[Data items]
____
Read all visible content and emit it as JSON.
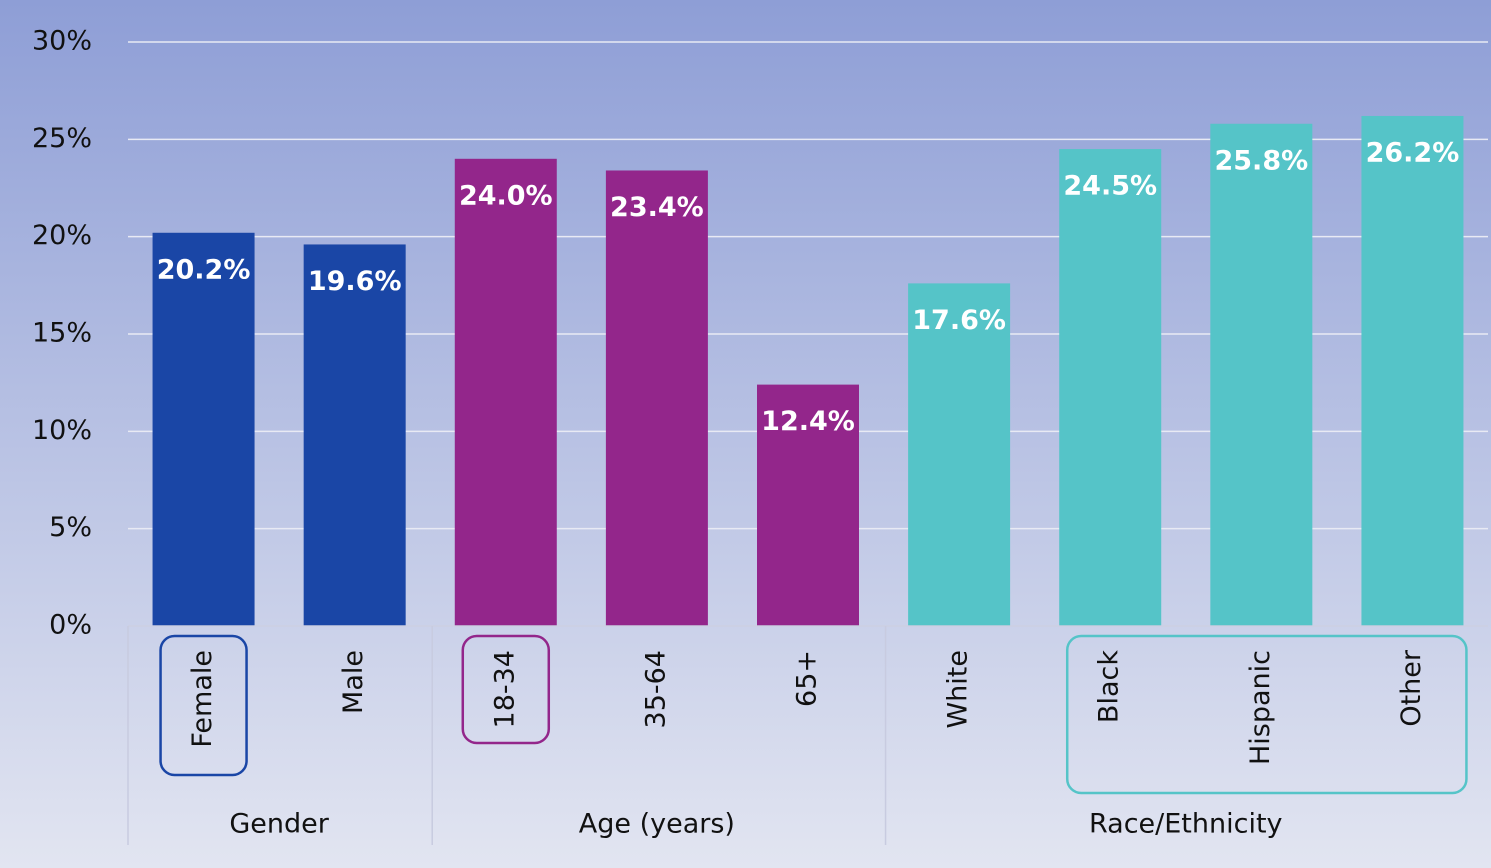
{
  "chart_data": {
    "type": "bar",
    "groups": [
      {
        "name": "Gender",
        "color": "#1a46a6",
        "categories": [
          "Female",
          "Male"
        ],
        "values": [
          20.2,
          19.6
        ],
        "value_labels": [
          "20.2%",
          "19.6%"
        ]
      },
      {
        "name": "Age (years)",
        "color": "#93268b",
        "categories": [
          "18-34",
          "35-64",
          "65+"
        ],
        "values": [
          24.0,
          23.4,
          12.4
        ],
        "value_labels": [
          "24.0%",
          "23.4%",
          "12.4%"
        ]
      },
      {
        "name": "Race/Ethnicity",
        "color": "#55c4c8",
        "categories": [
          "White",
          "Black",
          "Hispanic",
          "Other"
        ],
        "values": [
          17.6,
          24.5,
          25.8,
          26.2
        ],
        "value_labels": [
          "17.6%",
          "24.5%",
          "25.8%",
          "26.2%"
        ]
      }
    ],
    "ylim": [
      0,
      30
    ],
    "yticks": [
      {
        "value": 0,
        "label": "0%"
      },
      {
        "value": 5,
        "label": "5%"
      },
      {
        "value": 10,
        "label": "10%"
      },
      {
        "value": 15,
        "label": "15%"
      },
      {
        "value": 20,
        "label": "20%"
      },
      {
        "value": 25,
        "label": "25%"
      },
      {
        "value": 30,
        "label": "30%"
      }
    ],
    "grid": true
  }
}
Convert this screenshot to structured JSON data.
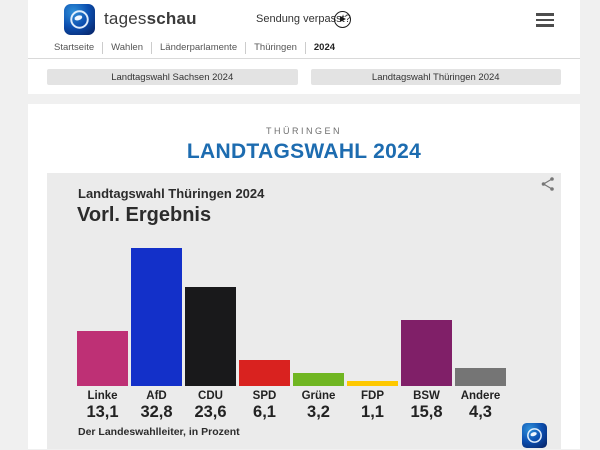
{
  "header": {
    "brand_regular": "tages",
    "brand_bold": "schau",
    "sendung_verpasst_label": "Sendung verpasst?",
    "breadcrumb": [
      "Startseite",
      "Wahlen",
      "Länderparlamente",
      "Thüringen",
      "2024"
    ]
  },
  "tabs": [
    {
      "label": "Landtagswahl Sachsen 2024"
    },
    {
      "label": "Landtagswahl Thüringen 2024"
    }
  ],
  "content": {
    "eyebrow": "THÜRINGEN",
    "title": "LANDTAGSWAHL 2024"
  },
  "card": {
    "subtitle": "Landtagswahl Thüringen 2024",
    "title": "Vorl. Ergebnis",
    "source": "Der Landeswahlleiter, in Prozent"
  },
  "icons": {
    "logo": "tagesschau-globe",
    "play": "play-circle",
    "menu": "hamburger",
    "share": "share-nodes"
  },
  "colors": {
    "accent_blue": "#1d6cb0",
    "page_bg": "#f0f0f0",
    "card_bg": "#ebebeb"
  },
  "chart_data": {
    "type": "bar",
    "title": "Vorl. Ergebnis",
    "subtitle": "Landtagswahl Thüringen 2024",
    "categories": [
      "Linke",
      "AfD",
      "CDU",
      "SPD",
      "Grüne",
      "FDP",
      "BSW",
      "Andere"
    ],
    "values": [
      13.1,
      32.8,
      23.6,
      6.1,
      3.2,
      1.1,
      15.8,
      4.3
    ],
    "value_labels": [
      "13,1",
      "32,8",
      "23,6",
      "6,1",
      "3,2",
      "1,1",
      "15,8",
      "4,3"
    ],
    "colors": [
      "#be3075",
      "#1330c9",
      "#19191b",
      "#d9221f",
      "#70b622",
      "#fec800",
      "#801f68",
      "#757575"
    ],
    "unit": "Prozent",
    "source": "Der Landeswahlleiter, in Prozent",
    "xlabel": "",
    "ylabel": "",
    "ylim": [
      0,
      35
    ],
    "grid": false,
    "legend": "none"
  }
}
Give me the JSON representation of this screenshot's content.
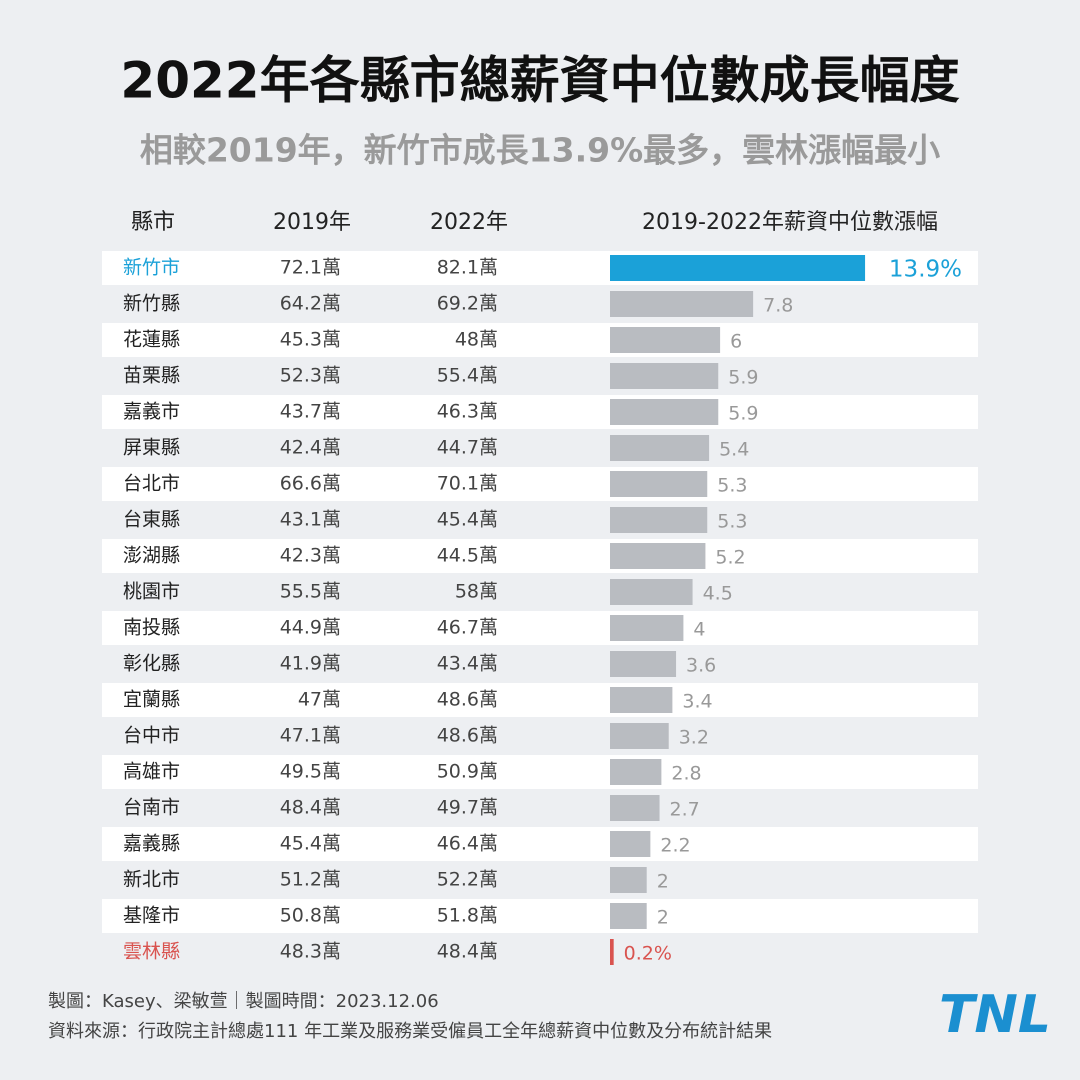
{
  "chart_data": {
    "type": "bar",
    "title": "2022年各縣市總薪資中位數成長幅度",
    "subtitle": "相較2019年，新竹市成長13.9%最多，雲林漲幅最小",
    "column_headers": [
      "縣市",
      "2019年",
      "2022年",
      "2019-2022年薪資中位數漲幅"
    ],
    "categories": [
      "新竹市",
      "新竹縣",
      "花蓮縣",
      "苗栗縣",
      "嘉義市",
      "屏東縣",
      "台北市",
      "台東縣",
      "澎湖縣",
      "桃園市",
      "南投縣",
      "彰化縣",
      "宜蘭縣",
      "台中市",
      "高雄市",
      "台南市",
      "嘉義縣",
      "新北市",
      "基隆市",
      "雲林縣"
    ],
    "wage_2019": [
      "72.1萬",
      "64.2萬",
      "45.3萬",
      "52.3萬",
      "43.7萬",
      "42.4萬",
      "66.6萬",
      "43.1萬",
      "42.3萬",
      "55.5萬",
      "44.9萬",
      "41.9萬",
      "47萬",
      "47.1萬",
      "49.5萬",
      "48.4萬",
      "45.4萬",
      "51.2萬",
      "50.8萬",
      "48.3萬"
    ],
    "wage_2022": [
      "82.1萬",
      "69.2萬",
      "48萬",
      "55.4萬",
      "46.3萬",
      "44.7萬",
      "70.1萬",
      "45.4萬",
      "44.5萬",
      "58萬",
      "46.7萬",
      "43.4萬",
      "48.6萬",
      "48.6萬",
      "50.9萬",
      "49.7萬",
      "46.4萬",
      "52.2萬",
      "51.8萬",
      "48.4萬"
    ],
    "values": [
      13.9,
      7.8,
      6,
      5.9,
      5.9,
      5.4,
      5.3,
      5.3,
      5.2,
      4.5,
      4,
      3.6,
      3.4,
      3.2,
      2.8,
      2.7,
      2.2,
      2,
      2,
      0.2
    ],
    "value_labels": [
      "13.9%",
      "7.8",
      "6",
      "5.9",
      "5.9",
      "5.4",
      "5.3",
      "5.3",
      "5.2",
      "4.5",
      "4",
      "3.6",
      "3.4",
      "3.2",
      "2.8",
      "2.7",
      "2.2",
      "2",
      "2",
      "0.2%"
    ],
    "colors": [
      "#1ba1d8",
      "#b9bcc1",
      "#b9bcc1",
      "#b9bcc1",
      "#b9bcc1",
      "#b9bcc1",
      "#b9bcc1",
      "#b9bcc1",
      "#b9bcc1",
      "#b9bcc1",
      "#b9bcc1",
      "#b9bcc1",
      "#b9bcc1",
      "#b9bcc1",
      "#b9bcc1",
      "#b9bcc1",
      "#b9bcc1",
      "#b9bcc1",
      "#b9bcc1",
      "#d9534f"
    ],
    "xlim": [
      0,
      20
    ],
    "credit": "製圖：Kasey、梁敏萱｜製圖時間：2023.12.06",
    "source": "資料來源：行政院主計總處111 年工業及服務業受僱員工全年總薪資中位數及分布統計結果",
    "logo": "TNL"
  }
}
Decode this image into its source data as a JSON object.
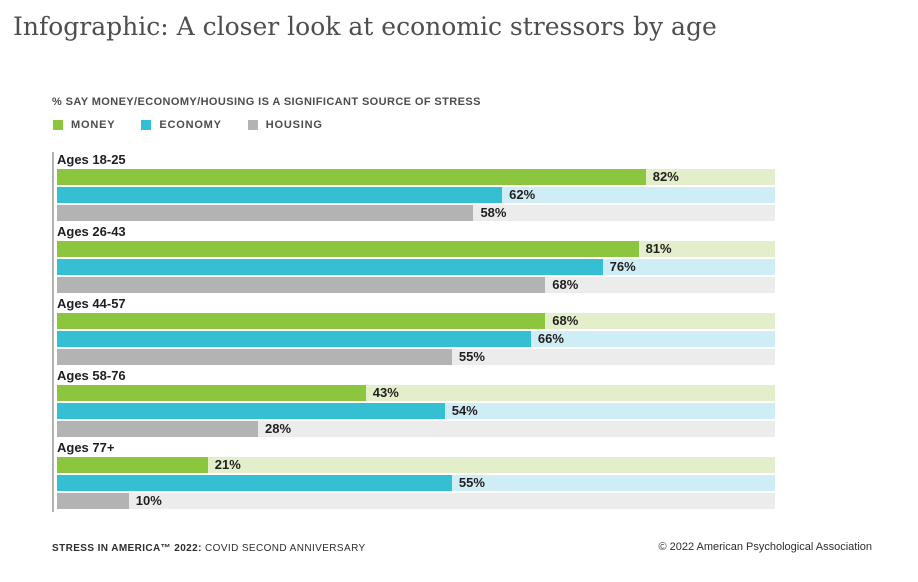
{
  "page": {
    "title": "Infographic: A closer look at economic stressors by age",
    "subtitle": "% SAY MONEY/ECONOMY/HOUSING IS A SIGNIFICANT SOURCE OF STRESS",
    "footer_left_bold": "STRESS IN AMERICA™ 2022:",
    "footer_left_regular": "COVID SECOND ANNIVERSARY",
    "footer_right": "© 2022 American Psychological Association"
  },
  "colors": {
    "money": "#8CC63F",
    "money_track": "#E2EFCA",
    "economy": "#34BFD3",
    "economy_track": "#CFEDF5",
    "housing": "#B3B3B3",
    "housing_track": "#ECECEC",
    "axis": "#B3B3B3",
    "label_text": "#221E1F"
  },
  "legend": [
    {
      "label": "MONEY",
      "color": "#8CC63F"
    },
    {
      "label": "ECONOMY",
      "color": "#34BFD3"
    },
    {
      "label": "HOUSING",
      "color": "#B3B3B3"
    }
  ],
  "chart_data": {
    "type": "bar",
    "orientation": "horizontal",
    "title": "% SAY MONEY/ECONOMY/HOUSING IS A SIGNIFICANT SOURCE OF STRESS",
    "categories": [
      "Ages 18-25",
      "Ages 26-43",
      "Ages 44-57",
      "Ages 58-76",
      "Ages 77+"
    ],
    "series": [
      {
        "name": "MONEY",
        "color": "#8CC63F",
        "track_color": "#E2EFCA",
        "values": [
          82,
          81,
          68,
          43,
          21
        ]
      },
      {
        "name": "ECONOMY",
        "color": "#34BFD3",
        "track_color": "#CFEDF5",
        "values": [
          62,
          76,
          66,
          54,
          55
        ]
      },
      {
        "name": "HOUSING",
        "color": "#B3B3B3",
        "track_color": "#ECECEC",
        "values": [
          58,
          68,
          55,
          28,
          10
        ]
      }
    ],
    "value_suffix": "%",
    "xlim": [
      0,
      100
    ],
    "grid": false,
    "legend_position": "top-left"
  }
}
____
→ Goal of the exercise: In the records above, find each line holding "Prozent" and copy it.

→ Full solution:
    "source": "Der Landeswahlleiter, in Prozent"
    "unit": "Prozent",
    "source": "Der Landeswahlleiter, in Prozent",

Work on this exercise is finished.